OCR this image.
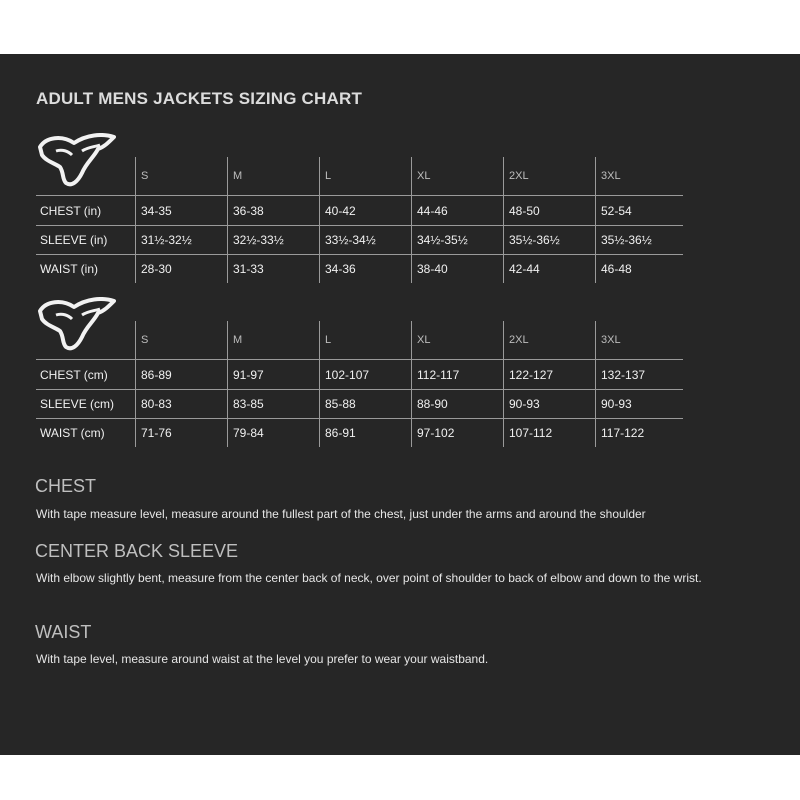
ADULT MENS JACKETS SIZING CHART
	S	M	L	XL	2XL	3XL
CHEST (in)	34-35	36-38	40-42	44-46	48-50	52-54
SLEEVE (in)	31½-32½	32½-33½	33½-34½	34½-35½	35½-36½	35½-36½
WAIST (in)	28-30	31-33	34-36	38-40	42-44	46-48
	S	M	L	XL	2XL	3XL
CHEST (cm)	86-89	91-97	102-107	112-117	122-127	132-137
SLEEVE (cm)	80-83	83-85	85-88	88-90	90-93	90-93
WAIST (cm)	71-76	79-84	86-91	97-102	107-112	117-122
CHEST

With tape measure level, measure around the fullest part of the chest, just under the arms and around the shoulder

CENTER BACK SLEEVE

With elbow slightly bent, measure from the center back of neck, over point of shoulder to back of elbow and down to the wrist.

WAIST

With tape level, measure around waist at the level you prefer to wear your waistband.
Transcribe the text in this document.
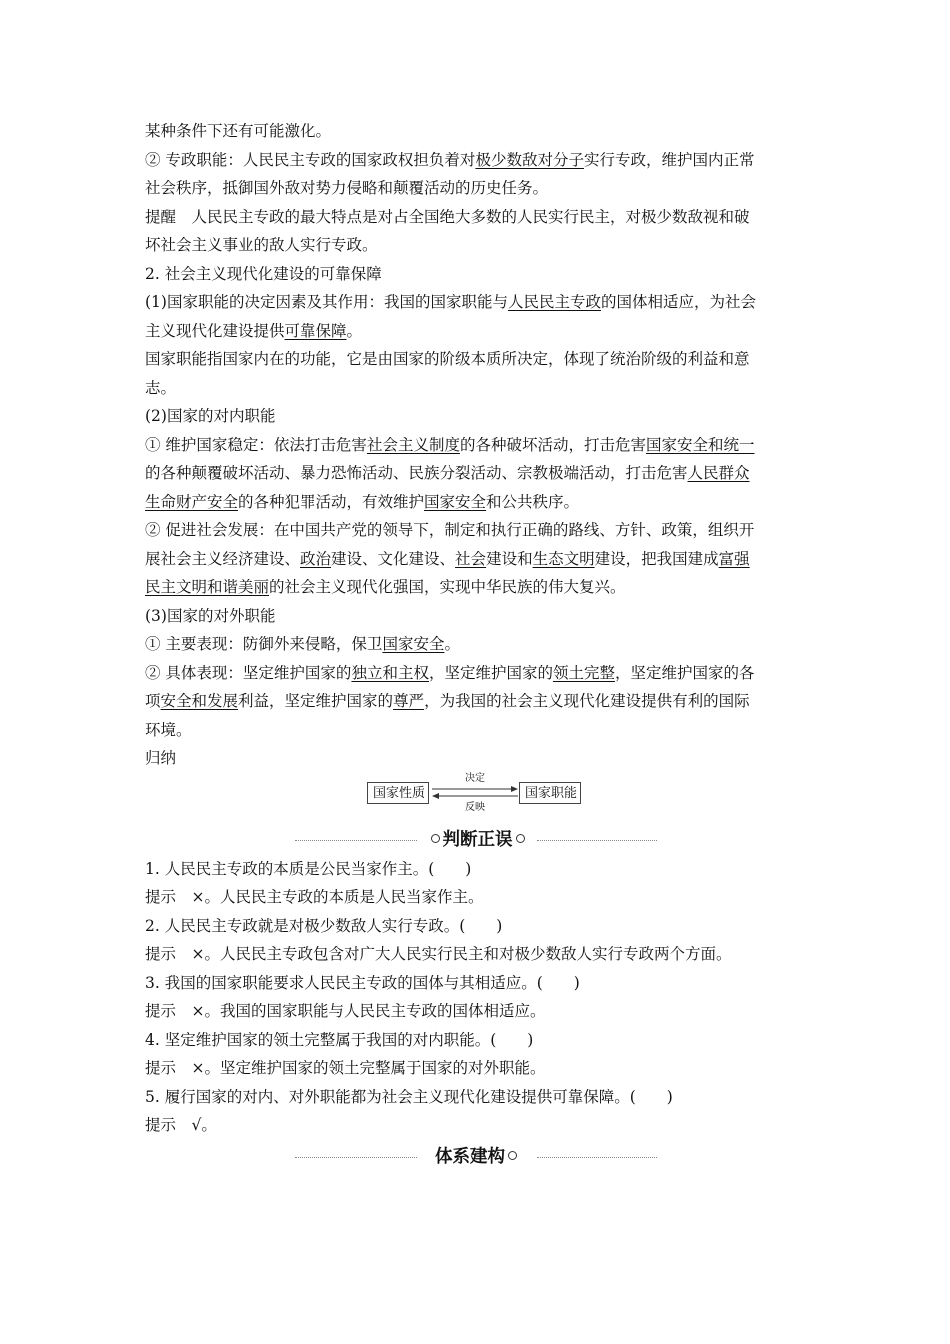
某种条件下还有可能激化。
② 专政职能：人民民主专政的国家政权担负着对极少数敌对分子实行专政，维护国内正常
社会秩序，抵御国外敌对势力侵略和颠覆活动的历史任务。
提醒　人民民主专政的最大特点是对占全国绝大多数的人民实行民主，对极少数敌视和破
坏社会主义事业的敌人实行专政。
2. 社会主义现代化建设的可靠保障
(1)国家职能的决定因素及其作用：我国的国家职能与人民民主专政的国体相适应，为社会
主义现代化建设提供可靠保障。
国家职能指国家内在的功能，它是由国家的阶级本质所决定，体现了统治阶级的利益和意
志。
(2)国家的对内职能
① 维护国家稳定：依法打击危害社会主义制度的各种破坏活动，打击危害国家安全和统一
的各种颠覆破坏活动、暴力恐怖活动、民族分裂活动、宗教极端活动，打击危害人民群众
生命财产安全的各种犯罪活动，有效维护国家安全和公共秩序。
② 促进社会发展：在中国共产党的领导下，制定和执行正确的路线、方针、政策，组织开
展社会主义经济建设、政治建设、文化建设、社会建设和生态文明建设，把我国建成富强
民主文明和谐美丽的社会主义现代化强国，实现中华民族的伟大复兴。
(3)国家的对外职能
① 主要表现：防御外来侵略，保卫国家安全。
② 具体表现：坚定维护国家的独立和主权，坚定维护国家的领土完整，坚定维护国家的各
项安全和发展利益，坚定维护国家的尊严，为我国的社会主义现代化建设提供有利的国际
环境。
归纳
国家性质
决定
反映
国家职能
判断正误
1. 人民民主专政的本质是公民当家作主。(　　)
提示　×。人民民主专政的本质是人民当家作主。
2. 人民民主专政就是对极少数敌人实行专政。(　　)
提示　×。人民民主专政包含对广大人民实行民主和对极少数敌人实行专政两个方面。
3. 我国的国家职能要求人民民主专政的国体与其相适应。(　　)
提示　×。我国的国家职能与人民民主专政的国体相适应。
4. 坚定维护国家的领土完整属于我国的对内职能。(　　)
提示　×。坚定维护国家的领土完整属于国家的对外职能。
5. 履行国家的对内、对外职能都为社会主义现代化建设提供可靠保障。(　　)
提示　√。
体系建构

****

Aim of the task:
Will you restate every entry word for word and omit the images?

Answer below:
OCR this image.
ADULT MENS JACKETS SIZING CHART
	S	M	L	XL	2XL	3XL
CHEST (in)	34-35	36-38	40-42	44-46	48-50	52-54
SLEEVE (in)	31½-32½	32½-33½	33½-34½	34½-35½	35½-36½	35½-36½
WAIST (in)	28-30	31-33	34-36	38-40	42-44	46-48
	S	M	L	XL	2XL	3XL
CHEST (cm)	86-89	91-97	102-107	112-117	122-127	132-137
SLEEVE (cm)	80-83	83-85	85-88	88-90	90-93	90-93
WAIST (cm)	71-76	79-84	86-91	97-102	107-112	117-122
CHEST

With tape measure level, measure around the fullest part of the chest, just under the arms and around the shoulder

CENTER BACK SLEEVE

With elbow slightly bent, measure from the center back of neck, over point of shoulder to back of elbow and down to the wrist.

WAIST

With tape level, measure around waist at the level you prefer to wear your waistband.
Transcribe the text in this document.
某种条件下还有可能激化。
② 专政职能：人民民主专政的国家政权担负着对极少数敌对分子实行专政，维护国内正常
社会秩序，抵御国外敌对势力侵略和颠覆活动的历史任务。
提醒　人民民主专政的最大特点是对占全国绝大多数的人民实行民主，对极少数敌视和破
坏社会主义事业的敌人实行专政。
2. 社会主义现代化建设的可靠保障
(1)国家职能的决定因素及其作用：我国的国家职能与人民民主专政的国体相适应，为社会
主义现代化建设提供可靠保障。
国家职能指国家内在的功能，它是由国家的阶级本质所决定，体现了统治阶级的利益和意
志。
(2)国家的对内职能
① 维护国家稳定：依法打击危害社会主义制度的各种破坏活动，打击危害国家安全和统一
的各种颠覆破坏活动、暴力恐怖活动、民族分裂活动、宗教极端活动，打击危害人民群众
生命财产安全的各种犯罪活动，有效维护国家安全和公共秩序。
② 促进社会发展：在中国共产党的领导下，制定和执行正确的路线、方针、政策，组织开
展社会主义经济建设、政治建设、文化建设、社会建设和生态文明建设，把我国建成富强
民主文明和谐美丽的社会主义现代化强国，实现中华民族的伟大复兴。
(3)国家的对外职能
① 主要表现：防御外来侵略，保卫国家安全。
② 具体表现：坚定维护国家的独立和主权，坚定维护国家的领土完整，坚定维护国家的各
项安全和发展利益，坚定维护国家的尊严，为我国的社会主义现代化建设提供有利的国际
环境。
归纳
国家性质
决定
反映
国家职能
判断正误
1. 人民民主专政的本质是公民当家作主。(　　)
提示　×。人民民主专政的本质是人民当家作主。
2. 人民民主专政就是对极少数敌人实行专政。(　　)
提示　×。人民民主专政包含对广大人民实行民主和对极少数敌人实行专政两个方面。
3. 我国的国家职能要求人民民主专政的国体与其相适应。(　　)
提示　×。我国的国家职能与人民民主专政的国体相适应。
4. 坚定维护国家的领土完整属于我国的对内职能。(　　)
提示　×。坚定维护国家的领土完整属于国家的对外职能。
5. 履行国家的对内、对外职能都为社会主义现代化建设提供可靠保障。(　　)
提示　√。
体系建构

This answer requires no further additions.